-- begin Provided records --

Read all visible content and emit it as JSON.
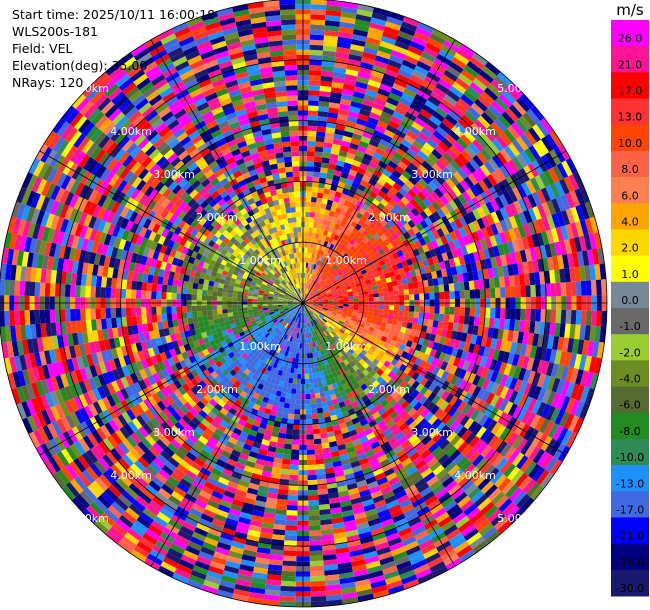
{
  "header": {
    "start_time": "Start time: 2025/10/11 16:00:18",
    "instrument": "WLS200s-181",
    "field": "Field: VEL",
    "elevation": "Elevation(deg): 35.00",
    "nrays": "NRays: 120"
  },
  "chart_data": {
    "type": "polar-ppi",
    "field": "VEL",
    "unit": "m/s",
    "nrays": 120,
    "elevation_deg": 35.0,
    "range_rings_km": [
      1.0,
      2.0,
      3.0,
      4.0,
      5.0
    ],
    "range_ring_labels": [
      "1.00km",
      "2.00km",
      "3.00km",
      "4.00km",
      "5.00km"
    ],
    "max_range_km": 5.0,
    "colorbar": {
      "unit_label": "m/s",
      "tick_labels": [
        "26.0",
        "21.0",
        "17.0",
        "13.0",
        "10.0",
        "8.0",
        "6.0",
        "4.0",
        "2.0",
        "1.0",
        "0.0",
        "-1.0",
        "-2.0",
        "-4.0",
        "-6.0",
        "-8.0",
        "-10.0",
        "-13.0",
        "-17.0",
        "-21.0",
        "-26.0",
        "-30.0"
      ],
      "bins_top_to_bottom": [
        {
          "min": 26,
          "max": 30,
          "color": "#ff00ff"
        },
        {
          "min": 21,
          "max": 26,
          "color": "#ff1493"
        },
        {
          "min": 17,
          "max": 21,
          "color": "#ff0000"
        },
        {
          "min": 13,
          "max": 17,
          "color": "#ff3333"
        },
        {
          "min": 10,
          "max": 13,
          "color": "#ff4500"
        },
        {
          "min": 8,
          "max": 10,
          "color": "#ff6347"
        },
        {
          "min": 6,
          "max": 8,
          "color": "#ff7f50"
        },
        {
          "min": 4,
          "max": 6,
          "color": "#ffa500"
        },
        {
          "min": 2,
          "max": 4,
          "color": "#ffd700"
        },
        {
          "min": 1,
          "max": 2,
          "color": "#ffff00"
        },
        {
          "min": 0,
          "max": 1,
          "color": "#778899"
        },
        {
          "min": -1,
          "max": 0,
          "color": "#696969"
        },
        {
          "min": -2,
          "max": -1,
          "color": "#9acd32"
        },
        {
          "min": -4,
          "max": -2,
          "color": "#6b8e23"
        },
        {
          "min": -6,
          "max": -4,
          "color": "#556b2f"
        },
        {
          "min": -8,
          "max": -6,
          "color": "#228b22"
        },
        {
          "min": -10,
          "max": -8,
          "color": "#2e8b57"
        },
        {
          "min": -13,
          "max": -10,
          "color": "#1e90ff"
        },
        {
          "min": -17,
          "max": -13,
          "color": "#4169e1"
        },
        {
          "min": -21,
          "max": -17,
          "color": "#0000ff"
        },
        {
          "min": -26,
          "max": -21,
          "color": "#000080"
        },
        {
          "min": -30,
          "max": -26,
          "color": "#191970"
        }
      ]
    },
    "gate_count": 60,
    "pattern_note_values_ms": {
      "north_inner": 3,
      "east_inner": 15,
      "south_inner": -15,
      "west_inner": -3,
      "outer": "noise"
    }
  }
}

-- end Provided records --

- Short task
Without including any pictures, print each record exactly.

- Result for this exercise
Read all visible content and emit it as JSON.
{
  "header": {
    "start_time": "Start time: 2025/10/11 16:00:18",
    "instrument": "WLS200s-181",
    "field": "Field: VEL",
    "elevation": "Elevation(deg): 35.00",
    "nrays": "NRays: 120"
  },
  "chart_data": {
    "type": "polar-ppi",
    "field": "VEL",
    "unit": "m/s",
    "nrays": 120,
    "elevation_deg": 35.0,
    "range_rings_km": [
      1.0,
      2.0,
      3.0,
      4.0,
      5.0
    ],
    "range_ring_labels": [
      "1.00km",
      "2.00km",
      "3.00km",
      "4.00km",
      "5.00km"
    ],
    "max_range_km": 5.0,
    "colorbar": {
      "unit_label": "m/s",
      "tick_labels": [
        "26.0",
        "21.0",
        "17.0",
        "13.0",
        "10.0",
        "8.0",
        "6.0",
        "4.0",
        "2.0",
        "1.0",
        "0.0",
        "-1.0",
        "-2.0",
        "-4.0",
        "-6.0",
        "-8.0",
        "-10.0",
        "-13.0",
        "-17.0",
        "-21.0",
        "-26.0",
        "-30.0"
      ],
      "bins_top_to_bottom": [
        {
          "min": 26,
          "max": 30,
          "color": "#ff00ff"
        },
        {
          "min": 21,
          "max": 26,
          "color": "#ff1493"
        },
        {
          "min": 17,
          "max": 21,
          "color": "#ff0000"
        },
        {
          "min": 13,
          "max": 17,
          "color": "#ff3333"
        },
        {
          "min": 10,
          "max": 13,
          "color": "#ff4500"
        },
        {
          "min": 8,
          "max": 10,
          "color": "#ff6347"
        },
        {
          "min": 6,
          "max": 8,
          "color": "#ff7f50"
        },
        {
          "min": 4,
          "max": 6,
          "color": "#ffa500"
        },
        {
          "min": 2,
          "max": 4,
          "color": "#ffd700"
        },
        {
          "min": 1,
          "max": 2,
          "color": "#ffff00"
        },
        {
          "min": 0,
          "max": 1,
          "color": "#778899"
        },
        {
          "min": -1,
          "max": 0,
          "color": "#696969"
        },
        {
          "min": -2,
          "max": -1,
          "color": "#9acd32"
        },
        {
          "min": -4,
          "max": -2,
          "color": "#6b8e23"
        },
        {
          "min": -6,
          "max": -4,
          "color": "#556b2f"
        },
        {
          "min": -8,
          "max": -6,
          "color": "#228b22"
        },
        {
          "min": -10,
          "max": -8,
          "color": "#2e8b57"
        },
        {
          "min": -13,
          "max": -10,
          "color": "#1e90ff"
        },
        {
          "min": -17,
          "max": -13,
          "color": "#4169e1"
        },
        {
          "min": -21,
          "max": -17,
          "color": "#0000ff"
        },
        {
          "min": -26,
          "max": -21,
          "color": "#000080"
        },
        {
          "min": -30,
          "max": -26,
          "color": "#191970"
        }
      ]
    },
    "gate_count": 60,
    "pattern_note_values_ms": {
      "north_inner": 3,
      "east_inner": 15,
      "south_inner": -15,
      "west_inner": -3,
      "outer": "noise"
    }
  }
}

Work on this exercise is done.